Task goal
The records below are to be copied word for word, with every picture left out.

Exercise inputs
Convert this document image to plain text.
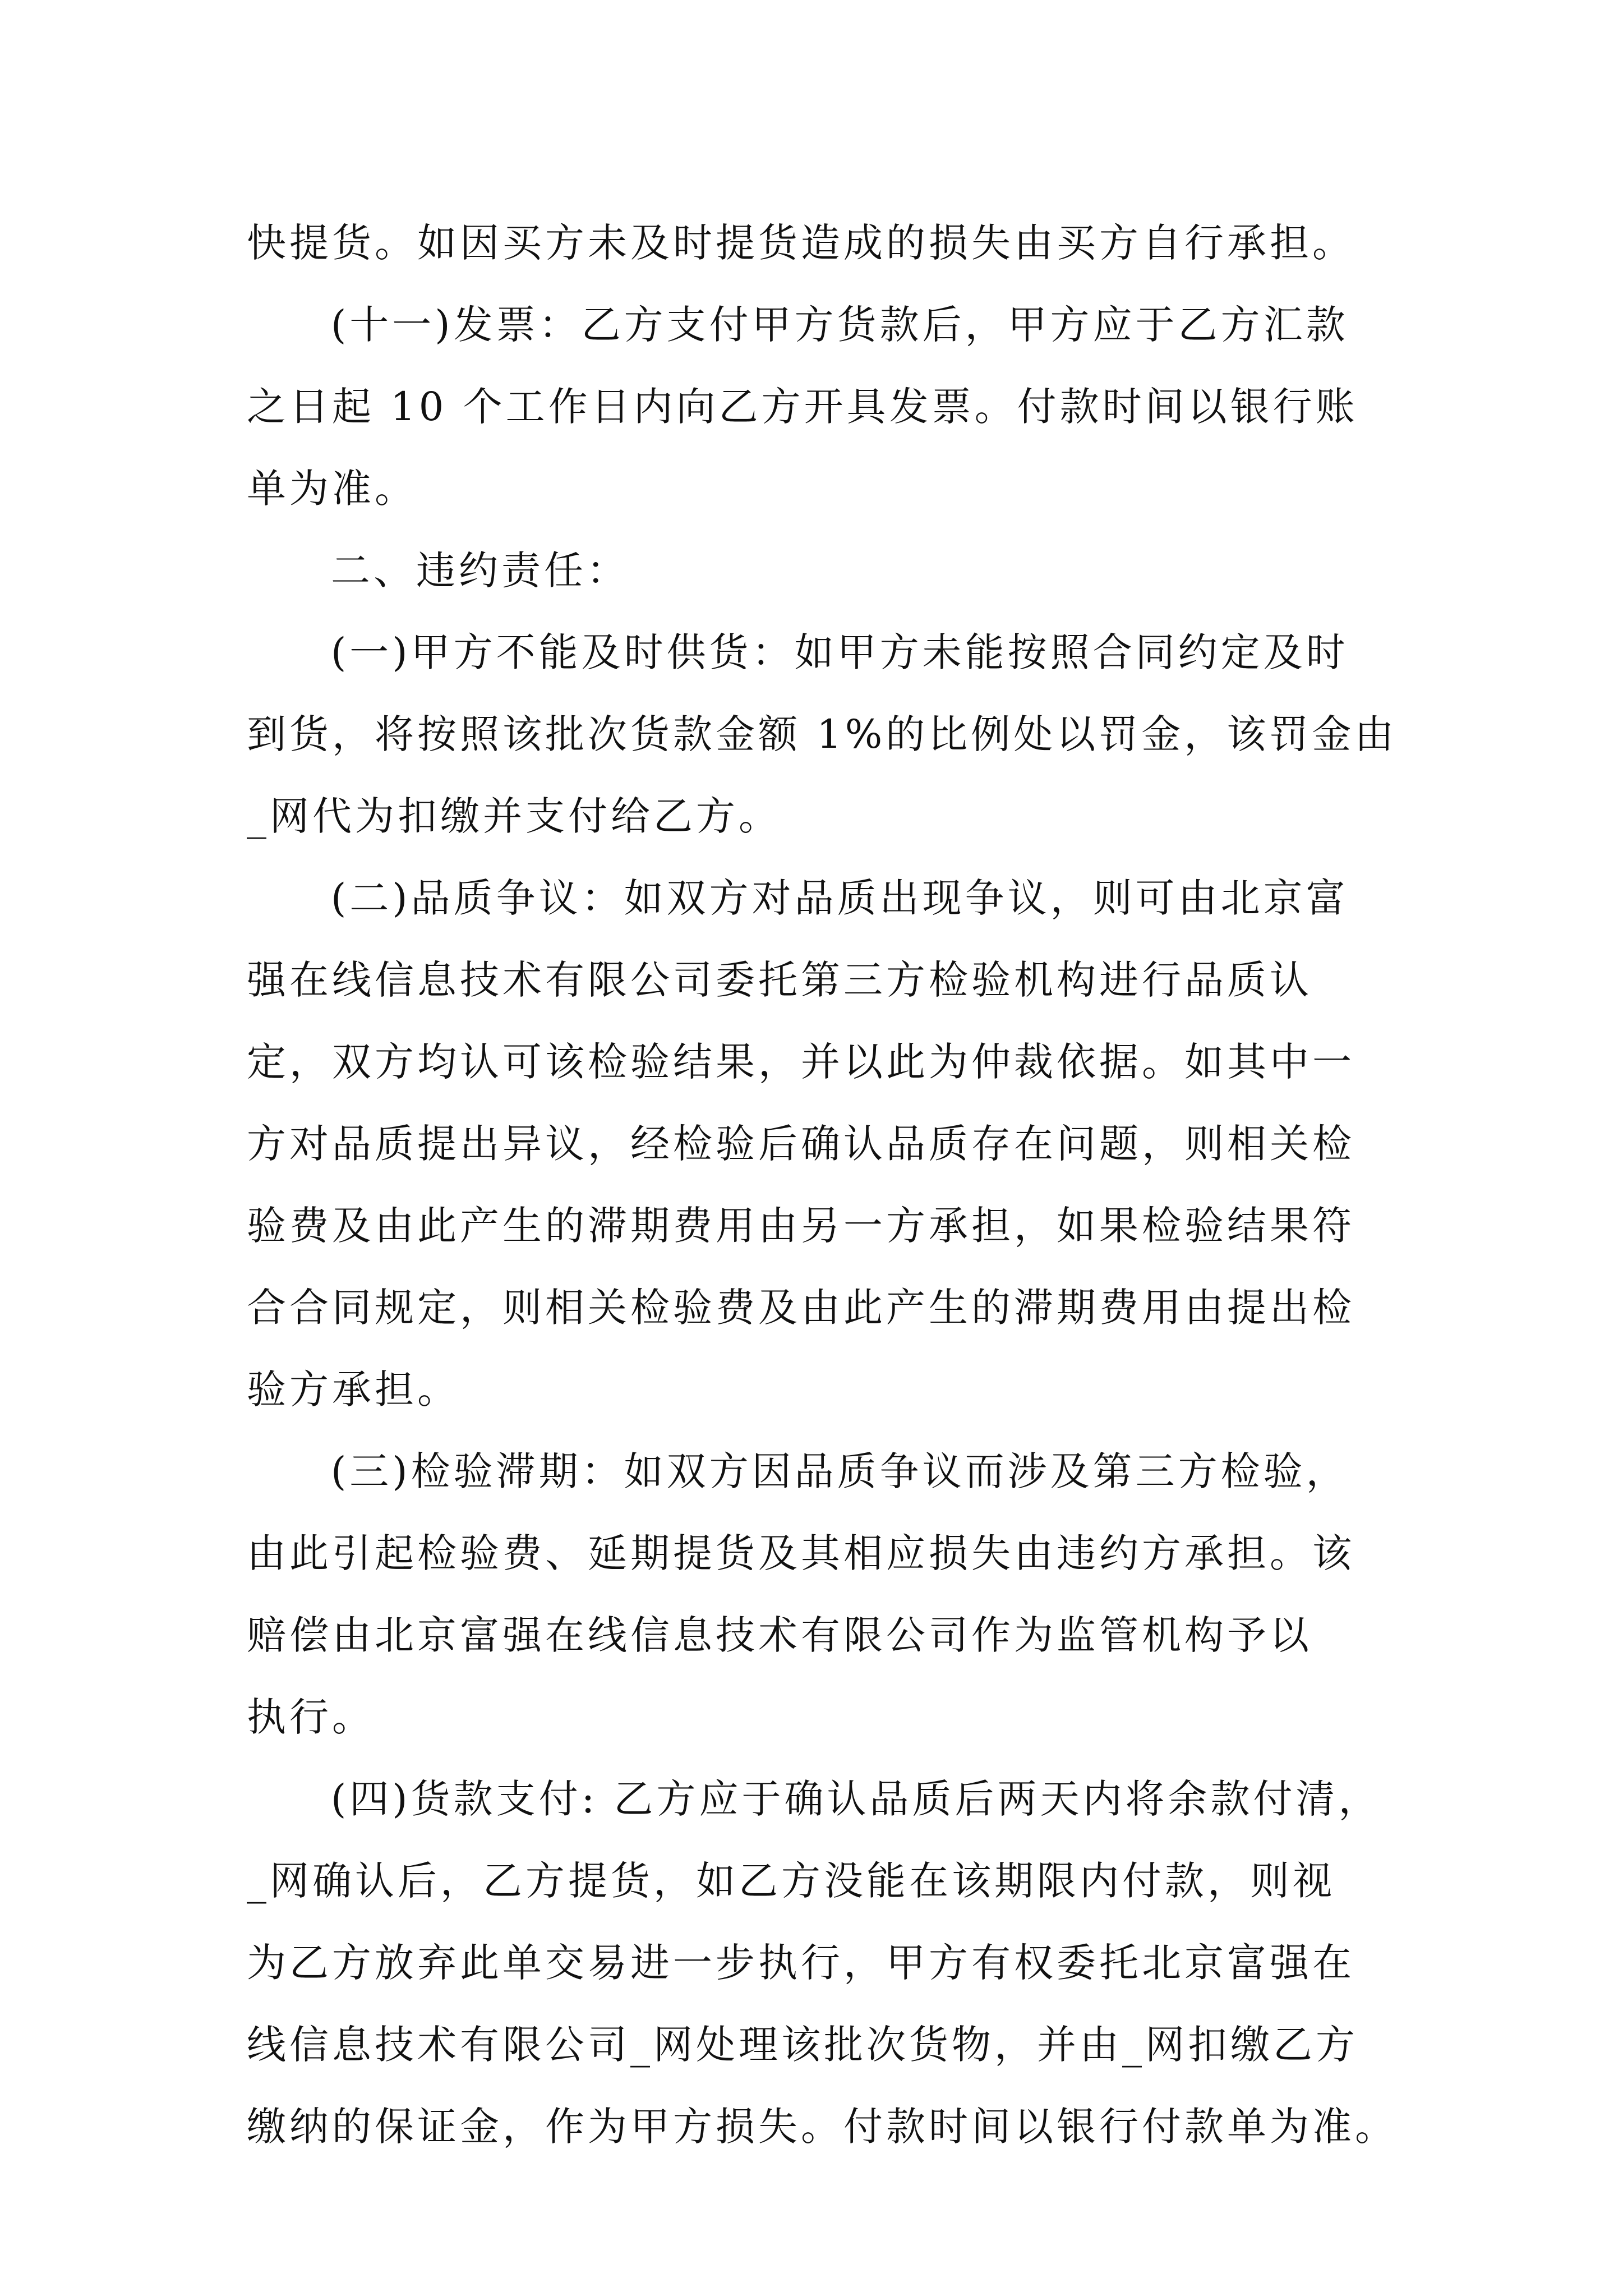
快提货。如因买方未及时提货造成的损失由买方自行承担。
(十一)发票：乙方支付甲方货款后，甲方应于乙方汇款
之日起 10 个工作日内向乙方开具发票。付款时间以银行账
单为准。
二、违约责任：
(一)甲方不能及时供货：如甲方未能按照合同约定及时
到货，将按照该批次货款金额 1%的比例处以罚金，该罚金由
_网代为扣缴并支付给乙方。
(二)品质争议：如双方对品质出现争议，则可由北京富
强在线信息技术有限公司委托第三方检验机构进行品质认
定，双方均认可该检验结果，并以此为仲裁依据。如其中一
方对品质提出异议，经检验后确认品质存在问题，则相关检
验费及由此产生的滞期费用由另一方承担，如果检验结果符
合合同规定，则相关检验费及由此产生的滞期费用由提出检
验方承担。
(三)检验滞期：如双方因品质争议而涉及第三方检验，
由此引起检验费、延期提货及其相应损失由违约方承担。该
赔偿由北京富强在线信息技术有限公司作为监管机构予以
执行。
(四)货款支付: 乙方应于确认品质后两天内将余款付清，
_网确认后，乙方提货，如乙方没能在该期限内付款，则视
为乙方放弃此单交易进一步执行，甲方有权委托北京富强在
线信息技术有限公司_网处理该批次货物，并由_网扣缴乙方
缴纳的保证金，作为甲方损失。付款时间以银行付款单为准。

Response to this task
Convert this document image to plain text.
快提货。如因买方未及时提货造成的损失由买方自行承担。
(十一)发票：乙方支付甲方货款后，甲方应于乙方汇款
之日起 10 个工作日内向乙方开具发票。付款时间以银行账
单为准。
二、违约责任：
(一)甲方不能及时供货：如甲方未能按照合同约定及时
到货，将按照该批次货款金额 1%的比例处以罚金，该罚金由
_网代为扣缴并支付给乙方。
(二)品质争议：如双方对品质出现争议，则可由北京富
强在线信息技术有限公司委托第三方检验机构进行品质认
定，双方均认可该检验结果，并以此为仲裁依据。如其中一
方对品质提出异议，经检验后确认品质存在问题，则相关检
验费及由此产生的滞期费用由另一方承担，如果检验结果符
合合同规定，则相关检验费及由此产生的滞期费用由提出检
验方承担。
(三)检验滞期：如双方因品质争议而涉及第三方检验，
由此引起检验费、延期提货及其相应损失由违约方承担。该
赔偿由北京富强在线信息技术有限公司作为监管机构予以
执行。
(四)货款支付: 乙方应于确认品质后两天内将余款付清，
_网确认后，乙方提货，如乙方没能在该期限内付款，则视
为乙方放弃此单交易进一步执行，甲方有权委托北京富强在
线信息技术有限公司_网处理该批次货物，并由_网扣缴乙方
缴纳的保证金，作为甲方损失。付款时间以银行付款单为准。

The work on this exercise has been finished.